### EXERCISE
Copy the data precisely, keeping every character.

### DATA ROWS

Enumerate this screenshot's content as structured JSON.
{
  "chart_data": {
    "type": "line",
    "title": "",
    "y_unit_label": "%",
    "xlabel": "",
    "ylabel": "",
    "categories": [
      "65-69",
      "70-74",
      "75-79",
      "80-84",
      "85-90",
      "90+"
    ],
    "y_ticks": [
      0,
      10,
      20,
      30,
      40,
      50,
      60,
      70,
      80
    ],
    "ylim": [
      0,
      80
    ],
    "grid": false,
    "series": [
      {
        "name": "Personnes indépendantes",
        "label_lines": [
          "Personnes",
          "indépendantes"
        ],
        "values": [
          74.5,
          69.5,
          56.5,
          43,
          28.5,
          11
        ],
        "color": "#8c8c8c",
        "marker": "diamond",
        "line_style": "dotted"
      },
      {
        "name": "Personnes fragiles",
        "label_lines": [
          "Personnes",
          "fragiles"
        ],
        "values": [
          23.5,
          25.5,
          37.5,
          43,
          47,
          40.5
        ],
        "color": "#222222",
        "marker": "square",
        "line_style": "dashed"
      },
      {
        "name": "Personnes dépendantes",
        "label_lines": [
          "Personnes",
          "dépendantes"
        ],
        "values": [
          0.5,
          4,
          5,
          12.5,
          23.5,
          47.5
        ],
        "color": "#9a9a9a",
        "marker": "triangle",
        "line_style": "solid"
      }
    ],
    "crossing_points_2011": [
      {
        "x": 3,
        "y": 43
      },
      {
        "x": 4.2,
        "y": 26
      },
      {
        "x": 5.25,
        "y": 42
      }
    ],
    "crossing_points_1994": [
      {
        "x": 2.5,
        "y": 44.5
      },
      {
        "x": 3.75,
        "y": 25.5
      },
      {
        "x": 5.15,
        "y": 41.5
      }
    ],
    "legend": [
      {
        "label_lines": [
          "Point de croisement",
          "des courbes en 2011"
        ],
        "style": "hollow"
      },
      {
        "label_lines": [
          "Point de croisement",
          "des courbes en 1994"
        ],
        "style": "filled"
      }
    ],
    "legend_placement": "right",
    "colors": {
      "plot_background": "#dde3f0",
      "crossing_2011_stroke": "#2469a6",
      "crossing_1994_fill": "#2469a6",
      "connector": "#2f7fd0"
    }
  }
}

### WRITTEN RESPONSE
Enumerate this screenshot's content as structured JSON.
{
  "chart_data": {
    "type": "line",
    "title": "",
    "y_unit_label": "%",
    "xlabel": "",
    "ylabel": "",
    "categories": [
      "65-69",
      "70-74",
      "75-79",
      "80-84",
      "85-90",
      "90+"
    ],
    "y_ticks": [
      0,
      10,
      20,
      30,
      40,
      50,
      60,
      70,
      80
    ],
    "ylim": [
      0,
      80
    ],
    "grid": false,
    "series": [
      {
        "name": "Personnes indépendantes",
        "label_lines": [
          "Personnes",
          "indépendantes"
        ],
        "values": [
          74.5,
          69.5,
          56.5,
          43,
          28.5,
          11
        ],
        "color": "#8c8c8c",
        "marker": "diamond",
        "line_style": "dotted"
      },
      {
        "name": "Personnes fragiles",
        "label_lines": [
          "Personnes",
          "fragiles"
        ],
        "values": [
          23.5,
          25.5,
          37.5,
          43,
          47,
          40.5
        ],
        "color": "#222222",
        "marker": "square",
        "line_style": "dashed"
      },
      {
        "name": "Personnes dépendantes",
        "label_lines": [
          "Personnes",
          "dépendantes"
        ],
        "values": [
          0.5,
          4,
          5,
          12.5,
          23.5,
          47.5
        ],
        "color": "#9a9a9a",
        "marker": "triangle",
        "line_style": "solid"
      }
    ],
    "crossing_points_2011": [
      {
        "x": 3,
        "y": 43
      },
      {
        "x": 4.2,
        "y": 26
      },
      {
        "x": 5.25,
        "y": 42
      }
    ],
    "crossing_points_1994": [
      {
        "x": 2.5,
        "y": 44.5
      },
      {
        "x": 3.75,
        "y": 25.5
      },
      {
        "x": 5.15,
        "y": 41.5
      }
    ],
    "legend": [
      {
        "label_lines": [
          "Point de croisement",
          "des courbes en 2011"
        ],
        "style": "hollow"
      },
      {
        "label_lines": [
          "Point de croisement",
          "des courbes en 1994"
        ],
        "style": "filled"
      }
    ],
    "legend_placement": "right",
    "colors": {
      "plot_background": "#dde3f0",
      "crossing_2011_stroke": "#2469a6",
      "crossing_1994_fill": "#2469a6",
      "connector": "#2f7fd0"
    }
  }
}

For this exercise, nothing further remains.